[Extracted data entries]
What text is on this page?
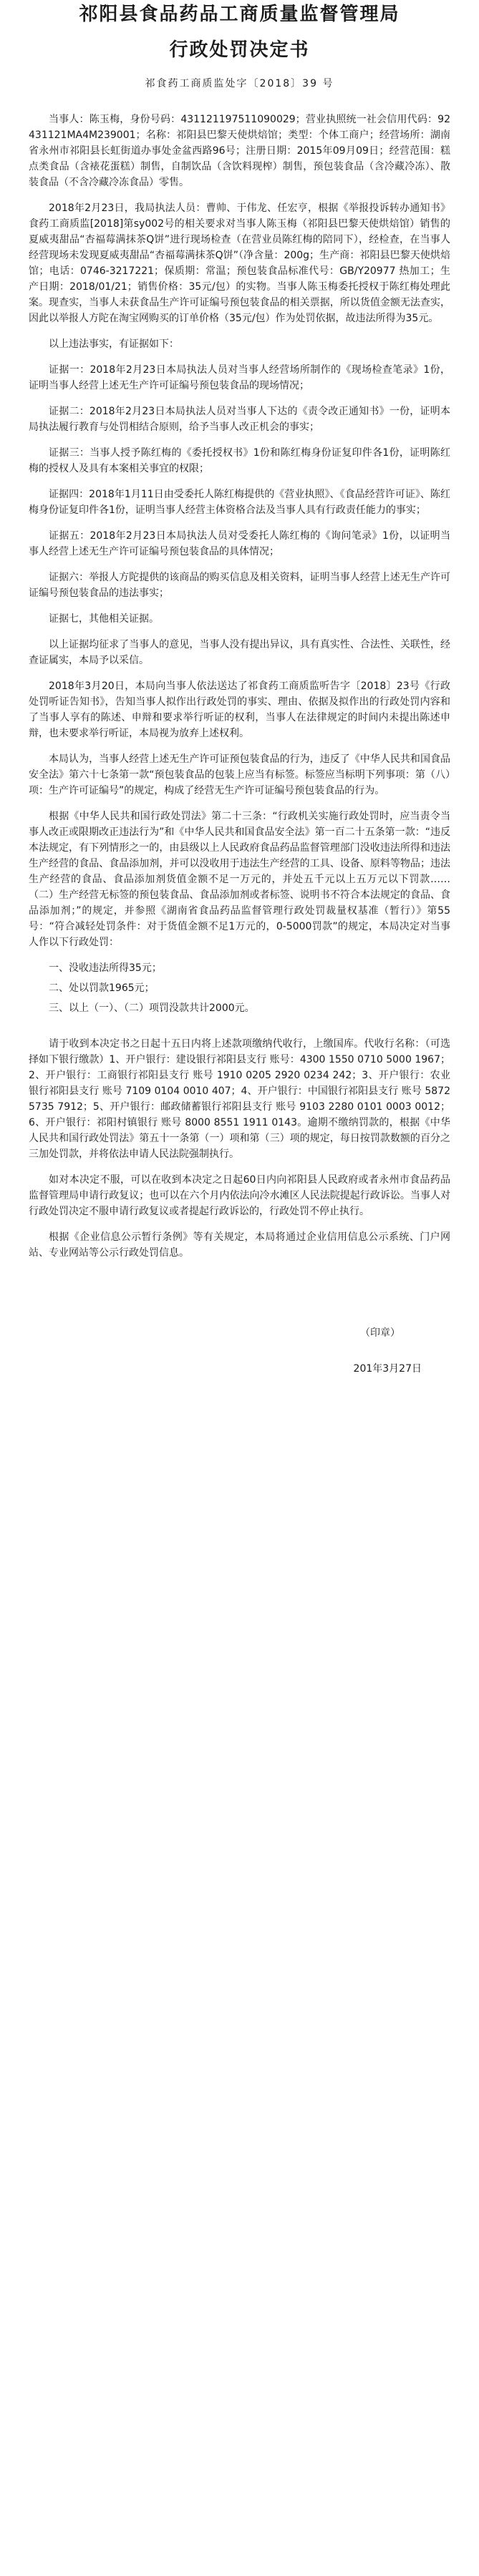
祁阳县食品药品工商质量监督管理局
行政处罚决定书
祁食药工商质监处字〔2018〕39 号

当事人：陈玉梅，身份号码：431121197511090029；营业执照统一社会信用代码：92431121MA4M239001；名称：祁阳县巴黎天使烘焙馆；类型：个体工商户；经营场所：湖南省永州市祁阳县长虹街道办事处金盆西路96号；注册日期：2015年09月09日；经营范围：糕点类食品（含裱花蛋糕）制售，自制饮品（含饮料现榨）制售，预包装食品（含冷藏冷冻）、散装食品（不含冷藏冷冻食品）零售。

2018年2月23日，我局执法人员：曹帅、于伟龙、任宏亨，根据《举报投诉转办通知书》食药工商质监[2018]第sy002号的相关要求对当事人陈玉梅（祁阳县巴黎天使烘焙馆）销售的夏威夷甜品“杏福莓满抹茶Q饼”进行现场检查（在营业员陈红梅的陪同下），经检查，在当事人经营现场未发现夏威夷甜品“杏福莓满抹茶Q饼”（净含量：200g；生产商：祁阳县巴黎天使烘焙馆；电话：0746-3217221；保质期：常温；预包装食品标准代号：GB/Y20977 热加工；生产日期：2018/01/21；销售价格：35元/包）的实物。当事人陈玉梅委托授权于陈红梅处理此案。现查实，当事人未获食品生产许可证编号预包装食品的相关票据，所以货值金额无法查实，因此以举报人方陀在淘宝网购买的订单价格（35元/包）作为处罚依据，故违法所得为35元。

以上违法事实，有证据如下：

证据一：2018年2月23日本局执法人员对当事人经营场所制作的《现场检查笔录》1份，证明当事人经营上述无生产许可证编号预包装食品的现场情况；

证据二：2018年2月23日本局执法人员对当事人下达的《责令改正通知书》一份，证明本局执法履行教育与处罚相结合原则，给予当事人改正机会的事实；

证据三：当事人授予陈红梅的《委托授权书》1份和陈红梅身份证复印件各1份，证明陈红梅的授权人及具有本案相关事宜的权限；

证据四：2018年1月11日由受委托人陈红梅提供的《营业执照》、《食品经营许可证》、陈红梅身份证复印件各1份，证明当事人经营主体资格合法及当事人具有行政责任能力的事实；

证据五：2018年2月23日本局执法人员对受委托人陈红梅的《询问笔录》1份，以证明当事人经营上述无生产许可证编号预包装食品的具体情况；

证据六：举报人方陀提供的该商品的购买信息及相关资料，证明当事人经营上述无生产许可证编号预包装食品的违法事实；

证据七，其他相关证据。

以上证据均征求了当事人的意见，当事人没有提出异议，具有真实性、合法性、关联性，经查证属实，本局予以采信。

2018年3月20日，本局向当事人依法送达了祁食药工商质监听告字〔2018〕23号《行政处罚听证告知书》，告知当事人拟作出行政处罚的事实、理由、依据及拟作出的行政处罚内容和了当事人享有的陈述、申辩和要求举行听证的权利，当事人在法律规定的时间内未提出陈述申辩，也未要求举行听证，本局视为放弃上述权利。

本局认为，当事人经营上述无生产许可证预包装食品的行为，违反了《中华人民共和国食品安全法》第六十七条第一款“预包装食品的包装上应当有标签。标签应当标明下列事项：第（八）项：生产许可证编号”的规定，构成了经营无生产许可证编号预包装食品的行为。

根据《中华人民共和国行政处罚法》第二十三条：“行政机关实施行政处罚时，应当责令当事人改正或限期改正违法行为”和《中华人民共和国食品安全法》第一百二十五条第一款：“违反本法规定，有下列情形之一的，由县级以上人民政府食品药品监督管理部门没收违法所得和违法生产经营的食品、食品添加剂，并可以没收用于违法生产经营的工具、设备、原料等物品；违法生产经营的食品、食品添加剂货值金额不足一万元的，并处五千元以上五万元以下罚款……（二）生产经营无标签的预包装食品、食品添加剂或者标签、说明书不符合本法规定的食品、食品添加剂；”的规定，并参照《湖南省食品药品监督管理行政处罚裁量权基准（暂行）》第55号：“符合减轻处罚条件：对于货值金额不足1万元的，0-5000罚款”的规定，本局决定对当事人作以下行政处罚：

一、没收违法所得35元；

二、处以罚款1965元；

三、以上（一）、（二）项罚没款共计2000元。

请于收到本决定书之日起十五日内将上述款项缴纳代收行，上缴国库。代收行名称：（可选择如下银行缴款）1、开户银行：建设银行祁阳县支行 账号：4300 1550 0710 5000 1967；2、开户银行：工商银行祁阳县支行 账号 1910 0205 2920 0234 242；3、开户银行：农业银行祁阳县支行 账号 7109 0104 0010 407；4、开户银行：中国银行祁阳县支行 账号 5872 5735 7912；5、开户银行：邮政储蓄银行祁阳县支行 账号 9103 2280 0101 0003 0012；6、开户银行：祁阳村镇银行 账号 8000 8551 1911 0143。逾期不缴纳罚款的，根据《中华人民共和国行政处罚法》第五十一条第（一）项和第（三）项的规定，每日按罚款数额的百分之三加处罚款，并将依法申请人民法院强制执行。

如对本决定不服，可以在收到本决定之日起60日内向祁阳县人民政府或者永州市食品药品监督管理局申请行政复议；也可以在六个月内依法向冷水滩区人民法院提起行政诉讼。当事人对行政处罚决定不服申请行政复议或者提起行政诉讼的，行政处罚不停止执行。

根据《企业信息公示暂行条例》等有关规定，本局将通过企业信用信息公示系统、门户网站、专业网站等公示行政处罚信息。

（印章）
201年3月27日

- WHAT NEEDS TO BE DONE
Except for the pictures, give all the material above again verbatim.

- REPLY
What text is on this page?
祁阳县食品药品工商质量监督管理局
行政处罚决定书
祁食药工商质监处字〔2018〕39 号

当事人：陈玉梅，身份号码：431121197511090029；营业执照统一社会信用代码：92431121MA4M239001；名称：祁阳县巴黎天使烘焙馆；类型：个体工商户；经营场所：湖南省永州市祁阳县长虹街道办事处金盆西路96号；注册日期：2015年09月09日；经营范围：糕点类食品（含裱花蛋糕）制售，自制饮品（含饮料现榨）制售，预包装食品（含冷藏冷冻）、散装食品（不含冷藏冷冻食品）零售。

2018年2月23日，我局执法人员：曹帅、于伟龙、任宏亨，根据《举报投诉转办通知书》食药工商质监[2018]第sy002号的相关要求对当事人陈玉梅（祁阳县巴黎天使烘焙馆）销售的夏威夷甜品“杏福莓满抹茶Q饼”进行现场检查（在营业员陈红梅的陪同下），经检查，在当事人经营现场未发现夏威夷甜品“杏福莓满抹茶Q饼”（净含量：200g；生产商：祁阳县巴黎天使烘焙馆；电话：0746-3217221；保质期：常温；预包装食品标准代号：GB/Y20977 热加工；生产日期：2018/01/21；销售价格：35元/包）的实物。当事人陈玉梅委托授权于陈红梅处理此案。现查实，当事人未获食品生产许可证编号预包装食品的相关票据，所以货值金额无法查实，因此以举报人方陀在淘宝网购买的订单价格（35元/包）作为处罚依据，故违法所得为35元。

以上违法事实，有证据如下：

证据一：2018年2月23日本局执法人员对当事人经营场所制作的《现场检查笔录》1份，证明当事人经营上述无生产许可证编号预包装食品的现场情况；

证据二：2018年2月23日本局执法人员对当事人下达的《责令改正通知书》一份，证明本局执法履行教育与处罚相结合原则，给予当事人改正机会的事实；

证据三：当事人授予陈红梅的《委托授权书》1份和陈红梅身份证复印件各1份，证明陈红梅的授权人及具有本案相关事宜的权限；

证据四：2018年1月11日由受委托人陈红梅提供的《营业执照》、《食品经营许可证》、陈红梅身份证复印件各1份，证明当事人经营主体资格合法及当事人具有行政责任能力的事实；

证据五：2018年2月23日本局执法人员对受委托人陈红梅的《询问笔录》1份，以证明当事人经营上述无生产许可证编号预包装食品的具体情况；

证据六：举报人方陀提供的该商品的购买信息及相关资料，证明当事人经营上述无生产许可证编号预包装食品的违法事实；

证据七，其他相关证据。

以上证据均征求了当事人的意见，当事人没有提出异议，具有真实性、合法性、关联性，经查证属实，本局予以采信。

2018年3月20日，本局向当事人依法送达了祁食药工商质监听告字〔2018〕23号《行政处罚听证告知书》，告知当事人拟作出行政处罚的事实、理由、依据及拟作出的行政处罚内容和了当事人享有的陈述、申辩和要求举行听证的权利，当事人在法律规定的时间内未提出陈述申辩，也未要求举行听证，本局视为放弃上述权利。

本局认为，当事人经营上述无生产许可证预包装食品的行为，违反了《中华人民共和国食品安全法》第六十七条第一款“预包装食品的包装上应当有标签。标签应当标明下列事项：第（八）项：生产许可证编号”的规定，构成了经营无生产许可证编号预包装食品的行为。

根据《中华人民共和国行政处罚法》第二十三条：“行政机关实施行政处罚时，应当责令当事人改正或限期改正违法行为”和《中华人民共和国食品安全法》第一百二十五条第一款：“违反本法规定，有下列情形之一的，由县级以上人民政府食品药品监督管理部门没收违法所得和违法生产经营的食品、食品添加剂，并可以没收用于违法生产经营的工具、设备、原料等物品；违法生产经营的食品、食品添加剂货值金额不足一万元的，并处五千元以上五万元以下罚款……（二）生产经营无标签的预包装食品、食品添加剂或者标签、说明书不符合本法规定的食品、食品添加剂；”的规定，并参照《湖南省食品药品监督管理行政处罚裁量权基准（暂行）》第55号：“符合减轻处罚条件：对于货值金额不足1万元的，0-5000罚款”的规定，本局决定对当事人作以下行政处罚：

一、没收违法所得35元；

二、处以罚款1965元；

三、以上（一）、（二）项罚没款共计2000元。

请于收到本决定书之日起十五日内将上述款项缴纳代收行，上缴国库。代收行名称：（可选择如下银行缴款）1、开户银行：建设银行祁阳县支行 账号：4300 1550 0710 5000 1967；2、开户银行：工商银行祁阳县支行 账号 1910 0205 2920 0234 242；3、开户银行：农业银行祁阳县支行 账号 7109 0104 0010 407；4、开户银行：中国银行祁阳县支行 账号 5872 5735 7912；5、开户银行：邮政储蓄银行祁阳县支行 账号 9103 2280 0101 0003 0012；6、开户银行：祁阳村镇银行 账号 8000 8551 1911 0143。逾期不缴纳罚款的，根据《中华人民共和国行政处罚法》第五十一条第（一）项和第（三）项的规定，每日按罚款数额的百分之三加处罚款，并将依法申请人民法院强制执行。

如对本决定不服，可以在收到本决定之日起60日内向祁阳县人民政府或者永州市食品药品监督管理局申请行政复议；也可以在六个月内依法向冷水滩区人民法院提起行政诉讼。当事人对行政处罚决定不服申请行政复议或者提起行政诉讼的，行政处罚不停止执行。

根据《企业信息公示暂行条例》等有关规定，本局将通过企业信用信息公示系统、门户网站、专业网站等公示行政处罚信息。

（印章）
201年3月27日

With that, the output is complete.